Required task => Your job is to restate each entry word for word.

Collected data:
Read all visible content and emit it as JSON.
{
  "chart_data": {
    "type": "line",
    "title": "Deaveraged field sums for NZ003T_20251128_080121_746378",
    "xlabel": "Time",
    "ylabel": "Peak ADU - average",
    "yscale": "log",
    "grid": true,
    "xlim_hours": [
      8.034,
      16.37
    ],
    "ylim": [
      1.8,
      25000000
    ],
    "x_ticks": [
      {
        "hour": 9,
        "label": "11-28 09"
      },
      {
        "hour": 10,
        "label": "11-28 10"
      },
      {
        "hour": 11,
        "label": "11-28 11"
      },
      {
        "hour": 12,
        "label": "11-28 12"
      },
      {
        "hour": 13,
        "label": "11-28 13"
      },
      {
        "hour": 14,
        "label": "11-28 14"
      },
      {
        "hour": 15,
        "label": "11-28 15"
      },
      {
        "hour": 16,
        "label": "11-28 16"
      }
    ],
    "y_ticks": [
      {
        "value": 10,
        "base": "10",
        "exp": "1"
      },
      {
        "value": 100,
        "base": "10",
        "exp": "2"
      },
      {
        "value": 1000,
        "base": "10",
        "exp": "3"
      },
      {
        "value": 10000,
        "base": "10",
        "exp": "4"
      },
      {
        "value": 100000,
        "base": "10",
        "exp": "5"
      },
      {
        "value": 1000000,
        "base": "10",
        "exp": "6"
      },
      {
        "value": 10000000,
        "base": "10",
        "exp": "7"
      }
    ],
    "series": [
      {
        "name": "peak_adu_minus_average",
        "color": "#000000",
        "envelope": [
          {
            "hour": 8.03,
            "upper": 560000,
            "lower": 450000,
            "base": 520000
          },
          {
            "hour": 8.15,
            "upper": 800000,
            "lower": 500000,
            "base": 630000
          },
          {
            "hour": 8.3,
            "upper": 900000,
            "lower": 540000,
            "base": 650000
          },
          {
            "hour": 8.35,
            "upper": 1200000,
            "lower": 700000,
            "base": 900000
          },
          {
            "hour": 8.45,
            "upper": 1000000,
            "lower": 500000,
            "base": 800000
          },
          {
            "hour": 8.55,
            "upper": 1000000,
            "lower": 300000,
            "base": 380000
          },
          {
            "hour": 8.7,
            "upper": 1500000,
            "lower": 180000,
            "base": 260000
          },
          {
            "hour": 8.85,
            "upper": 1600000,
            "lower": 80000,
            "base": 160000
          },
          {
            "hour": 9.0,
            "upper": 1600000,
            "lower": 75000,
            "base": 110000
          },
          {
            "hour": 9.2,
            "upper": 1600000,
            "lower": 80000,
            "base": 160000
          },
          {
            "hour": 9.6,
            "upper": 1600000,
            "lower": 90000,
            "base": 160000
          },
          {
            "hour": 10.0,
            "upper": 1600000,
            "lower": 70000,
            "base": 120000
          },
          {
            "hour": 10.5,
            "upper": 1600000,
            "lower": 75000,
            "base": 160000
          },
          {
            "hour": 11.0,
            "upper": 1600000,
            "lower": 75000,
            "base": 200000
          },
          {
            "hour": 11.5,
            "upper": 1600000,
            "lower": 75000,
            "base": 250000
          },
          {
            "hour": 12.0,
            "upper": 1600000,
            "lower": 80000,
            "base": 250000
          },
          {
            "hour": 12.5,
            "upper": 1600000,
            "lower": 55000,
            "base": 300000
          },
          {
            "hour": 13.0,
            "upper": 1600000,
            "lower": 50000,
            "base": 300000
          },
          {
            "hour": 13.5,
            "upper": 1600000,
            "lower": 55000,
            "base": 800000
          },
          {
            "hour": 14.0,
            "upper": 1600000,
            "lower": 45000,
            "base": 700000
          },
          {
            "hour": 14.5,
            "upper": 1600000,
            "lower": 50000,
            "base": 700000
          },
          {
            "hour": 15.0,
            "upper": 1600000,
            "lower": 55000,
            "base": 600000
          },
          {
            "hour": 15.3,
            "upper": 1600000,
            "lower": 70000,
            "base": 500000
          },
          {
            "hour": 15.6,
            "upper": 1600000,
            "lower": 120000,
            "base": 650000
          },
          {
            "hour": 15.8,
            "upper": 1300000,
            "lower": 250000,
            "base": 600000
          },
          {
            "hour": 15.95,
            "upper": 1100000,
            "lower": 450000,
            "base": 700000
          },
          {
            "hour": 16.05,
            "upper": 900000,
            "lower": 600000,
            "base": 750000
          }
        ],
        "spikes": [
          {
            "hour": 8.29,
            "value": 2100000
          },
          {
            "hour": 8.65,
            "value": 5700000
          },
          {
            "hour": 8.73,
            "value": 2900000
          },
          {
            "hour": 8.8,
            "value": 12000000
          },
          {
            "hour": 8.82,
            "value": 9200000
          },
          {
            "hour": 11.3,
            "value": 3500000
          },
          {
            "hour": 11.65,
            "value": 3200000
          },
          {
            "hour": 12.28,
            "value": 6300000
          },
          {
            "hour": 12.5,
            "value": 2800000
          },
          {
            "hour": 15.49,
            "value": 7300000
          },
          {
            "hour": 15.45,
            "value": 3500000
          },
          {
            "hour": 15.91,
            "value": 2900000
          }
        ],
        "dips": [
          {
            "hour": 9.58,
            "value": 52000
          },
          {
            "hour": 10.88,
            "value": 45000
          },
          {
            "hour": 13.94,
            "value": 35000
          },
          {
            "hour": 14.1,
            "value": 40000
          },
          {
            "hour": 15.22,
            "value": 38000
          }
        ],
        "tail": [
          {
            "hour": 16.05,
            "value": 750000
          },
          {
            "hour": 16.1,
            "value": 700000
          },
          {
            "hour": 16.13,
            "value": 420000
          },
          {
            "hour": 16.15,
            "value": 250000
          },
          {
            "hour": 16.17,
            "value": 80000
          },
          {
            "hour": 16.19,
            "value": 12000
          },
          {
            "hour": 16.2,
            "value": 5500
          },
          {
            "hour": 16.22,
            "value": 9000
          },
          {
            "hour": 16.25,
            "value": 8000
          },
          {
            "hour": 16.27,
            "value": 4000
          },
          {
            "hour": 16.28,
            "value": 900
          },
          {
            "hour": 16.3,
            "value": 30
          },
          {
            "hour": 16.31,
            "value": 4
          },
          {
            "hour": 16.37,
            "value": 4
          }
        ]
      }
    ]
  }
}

Answer below =>
Read all visible content and emit it as JSON.
{
  "chart_data": {
    "type": "line",
    "title": "Deaveraged field sums for NZ003T_20251128_080121_746378",
    "xlabel": "Time",
    "ylabel": "Peak ADU - average",
    "yscale": "log",
    "grid": true,
    "xlim_hours": [
      8.034,
      16.37
    ],
    "ylim": [
      1.8,
      25000000
    ],
    "x_ticks": [
      {
        "hour": 9,
        "label": "11-28 09"
      },
      {
        "hour": 10,
        "label": "11-28 10"
      },
      {
        "hour": 11,
        "label": "11-28 11"
      },
      {
        "hour": 12,
        "label": "11-28 12"
      },
      {
        "hour": 13,
        "label": "11-28 13"
      },
      {
        "hour": 14,
        "label": "11-28 14"
      },
      {
        "hour": 15,
        "label": "11-28 15"
      },
      {
        "hour": 16,
        "label": "11-28 16"
      }
    ],
    "y_ticks": [
      {
        "value": 10,
        "base": "10",
        "exp": "1"
      },
      {
        "value": 100,
        "base": "10",
        "exp": "2"
      },
      {
        "value": 1000,
        "base": "10",
        "exp": "3"
      },
      {
        "value": 10000,
        "base": "10",
        "exp": "4"
      },
      {
        "value": 100000,
        "base": "10",
        "exp": "5"
      },
      {
        "value": 1000000,
        "base": "10",
        "exp": "6"
      },
      {
        "value": 10000000,
        "base": "10",
        "exp": "7"
      }
    ],
    "series": [
      {
        "name": "peak_adu_minus_average",
        "color": "#000000",
        "envelope": [
          {
            "hour": 8.03,
            "upper": 560000,
            "lower": 450000,
            "base": 520000
          },
          {
            "hour": 8.15,
            "upper": 800000,
            "lower": 500000,
            "base": 630000
          },
          {
            "hour": 8.3,
            "upper": 900000,
            "lower": 540000,
            "base": 650000
          },
          {
            "hour": 8.35,
            "upper": 1200000,
            "lower": 700000,
            "base": 900000
          },
          {
            "hour": 8.45,
            "upper": 1000000,
            "lower": 500000,
            "base": 800000
          },
          {
            "hour": 8.55,
            "upper": 1000000,
            "lower": 300000,
            "base": 380000
          },
          {
            "hour": 8.7,
            "upper": 1500000,
            "lower": 180000,
            "base": 260000
          },
          {
            "hour": 8.85,
            "upper": 1600000,
            "lower": 80000,
            "base": 160000
          },
          {
            "hour": 9.0,
            "upper": 1600000,
            "lower": 75000,
            "base": 110000
          },
          {
            "hour": 9.2,
            "upper": 1600000,
            "lower": 80000,
            "base": 160000
          },
          {
            "hour": 9.6,
            "upper": 1600000,
            "lower": 90000,
            "base": 160000
          },
          {
            "hour": 10.0,
            "upper": 1600000,
            "lower": 70000,
            "base": 120000
          },
          {
            "hour": 10.5,
            "upper": 1600000,
            "lower": 75000,
            "base": 160000
          },
          {
            "hour": 11.0,
            "upper": 1600000,
            "lower": 75000,
            "base": 200000
          },
          {
            "hour": 11.5,
            "upper": 1600000,
            "lower": 75000,
            "base": 250000
          },
          {
            "hour": 12.0,
            "upper": 1600000,
            "lower": 80000,
            "base": 250000
          },
          {
            "hour": 12.5,
            "upper": 1600000,
            "lower": 55000,
            "base": 300000
          },
          {
            "hour": 13.0,
            "upper": 1600000,
            "lower": 50000,
            "base": 300000
          },
          {
            "hour": 13.5,
            "upper": 1600000,
            "lower": 55000,
            "base": 800000
          },
          {
            "hour": 14.0,
            "upper": 1600000,
            "lower": 45000,
            "base": 700000
          },
          {
            "hour": 14.5,
            "upper": 1600000,
            "lower": 50000,
            "base": 700000
          },
          {
            "hour": 15.0,
            "upper": 1600000,
            "lower": 55000,
            "base": 600000
          },
          {
            "hour": 15.3,
            "upper": 1600000,
            "lower": 70000,
            "base": 500000
          },
          {
            "hour": 15.6,
            "upper": 1600000,
            "lower": 120000,
            "base": 650000
          },
          {
            "hour": 15.8,
            "upper": 1300000,
            "lower": 250000,
            "base": 600000
          },
          {
            "hour": 15.95,
            "upper": 1100000,
            "lower": 450000,
            "base": 700000
          },
          {
            "hour": 16.05,
            "upper": 900000,
            "lower": 600000,
            "base": 750000
          }
        ],
        "spikes": [
          {
            "hour": 8.29,
            "value": 2100000
          },
          {
            "hour": 8.65,
            "value": 5700000
          },
          {
            "hour": 8.73,
            "value": 2900000
          },
          {
            "hour": 8.8,
            "value": 12000000
          },
          {
            "hour": 8.82,
            "value": 9200000
          },
          {
            "hour": 11.3,
            "value": 3500000
          },
          {
            "hour": 11.65,
            "value": 3200000
          },
          {
            "hour": 12.28,
            "value": 6300000
          },
          {
            "hour": 12.5,
            "value": 2800000
          },
          {
            "hour": 15.49,
            "value": 7300000
          },
          {
            "hour": 15.45,
            "value": 3500000
          },
          {
            "hour": 15.91,
            "value": 2900000
          }
        ],
        "dips": [
          {
            "hour": 9.58,
            "value": 52000
          },
          {
            "hour": 10.88,
            "value": 45000
          },
          {
            "hour": 13.94,
            "value": 35000
          },
          {
            "hour": 14.1,
            "value": 40000
          },
          {
            "hour": 15.22,
            "value": 38000
          }
        ],
        "tail": [
          {
            "hour": 16.05,
            "value": 750000
          },
          {
            "hour": 16.1,
            "value": 700000
          },
          {
            "hour": 16.13,
            "value": 420000
          },
          {
            "hour": 16.15,
            "value": 250000
          },
          {
            "hour": 16.17,
            "value": 80000
          },
          {
            "hour": 16.19,
            "value": 12000
          },
          {
            "hour": 16.2,
            "value": 5500
          },
          {
            "hour": 16.22,
            "value": 9000
          },
          {
            "hour": 16.25,
            "value": 8000
          },
          {
            "hour": 16.27,
            "value": 4000
          },
          {
            "hour": 16.28,
            "value": 900
          },
          {
            "hour": 16.3,
            "value": 30
          },
          {
            "hour": 16.31,
            "value": 4
          },
          {
            "hour": 16.37,
            "value": 4
          }
        ]
      }
    ]
  }
}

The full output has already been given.